— Start Entries —

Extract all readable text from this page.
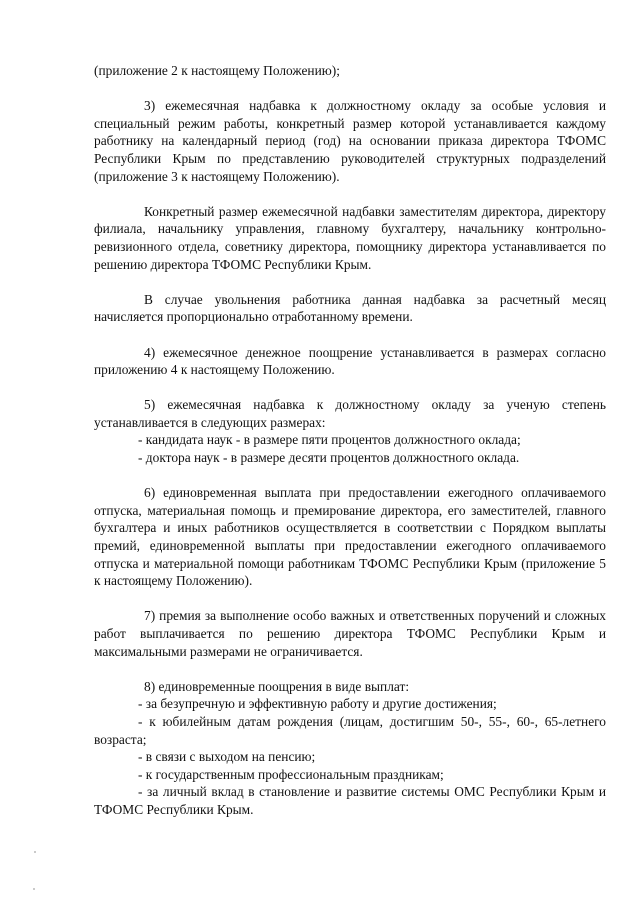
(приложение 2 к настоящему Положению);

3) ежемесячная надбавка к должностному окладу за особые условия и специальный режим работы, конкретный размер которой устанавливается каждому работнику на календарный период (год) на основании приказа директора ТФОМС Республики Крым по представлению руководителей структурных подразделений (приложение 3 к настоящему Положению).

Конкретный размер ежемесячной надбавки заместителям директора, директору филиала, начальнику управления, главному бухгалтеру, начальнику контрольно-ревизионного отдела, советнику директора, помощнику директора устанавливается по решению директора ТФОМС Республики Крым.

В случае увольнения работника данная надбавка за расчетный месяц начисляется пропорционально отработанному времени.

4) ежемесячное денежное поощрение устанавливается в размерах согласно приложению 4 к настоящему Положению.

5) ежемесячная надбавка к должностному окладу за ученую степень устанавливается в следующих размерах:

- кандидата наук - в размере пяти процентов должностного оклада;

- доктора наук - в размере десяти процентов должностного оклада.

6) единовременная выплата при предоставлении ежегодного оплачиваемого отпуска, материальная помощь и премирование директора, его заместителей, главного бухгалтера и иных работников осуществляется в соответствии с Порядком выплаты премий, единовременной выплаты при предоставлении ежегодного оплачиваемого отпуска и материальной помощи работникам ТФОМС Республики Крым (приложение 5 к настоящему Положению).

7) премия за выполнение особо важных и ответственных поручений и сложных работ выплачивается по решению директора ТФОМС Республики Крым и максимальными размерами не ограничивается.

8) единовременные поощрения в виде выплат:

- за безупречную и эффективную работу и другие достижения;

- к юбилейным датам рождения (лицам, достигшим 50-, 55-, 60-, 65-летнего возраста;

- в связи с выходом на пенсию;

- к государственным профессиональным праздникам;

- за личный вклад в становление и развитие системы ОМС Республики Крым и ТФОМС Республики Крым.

— End Entries —
— Start Entries —

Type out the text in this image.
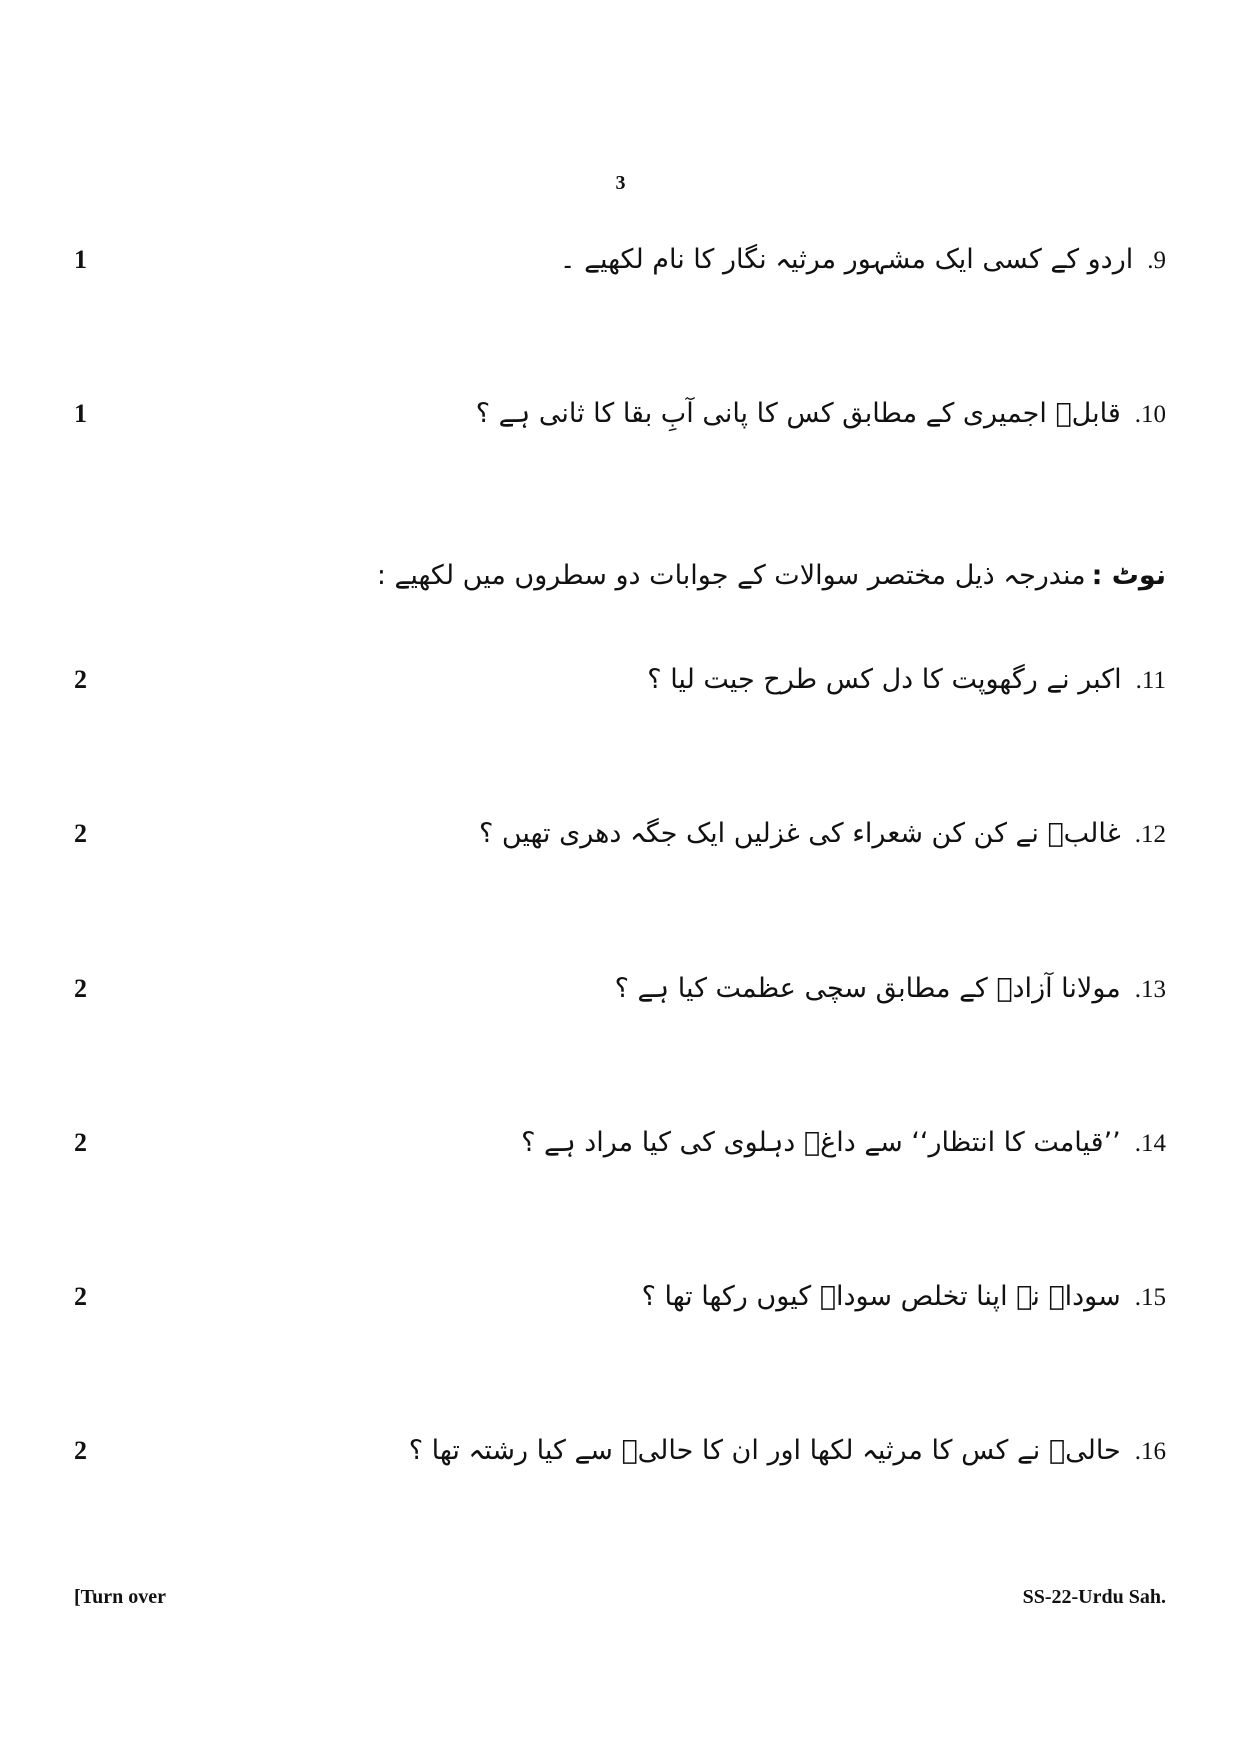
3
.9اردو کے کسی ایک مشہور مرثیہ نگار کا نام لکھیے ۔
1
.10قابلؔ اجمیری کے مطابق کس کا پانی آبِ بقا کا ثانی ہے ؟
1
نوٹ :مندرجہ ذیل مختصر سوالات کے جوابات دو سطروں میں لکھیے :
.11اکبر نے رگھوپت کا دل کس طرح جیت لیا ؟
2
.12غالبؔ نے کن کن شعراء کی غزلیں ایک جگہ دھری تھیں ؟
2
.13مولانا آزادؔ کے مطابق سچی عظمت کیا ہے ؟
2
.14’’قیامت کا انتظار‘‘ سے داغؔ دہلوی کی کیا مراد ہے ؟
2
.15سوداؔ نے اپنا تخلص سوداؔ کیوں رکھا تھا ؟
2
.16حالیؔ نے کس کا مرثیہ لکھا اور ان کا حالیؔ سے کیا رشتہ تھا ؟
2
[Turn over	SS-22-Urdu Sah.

— End Entries —

Prompt: Locate the word "text" in the records and collect each line it appears in.

Correct response:
Extract all readable text from this page.
Type out the text in this image.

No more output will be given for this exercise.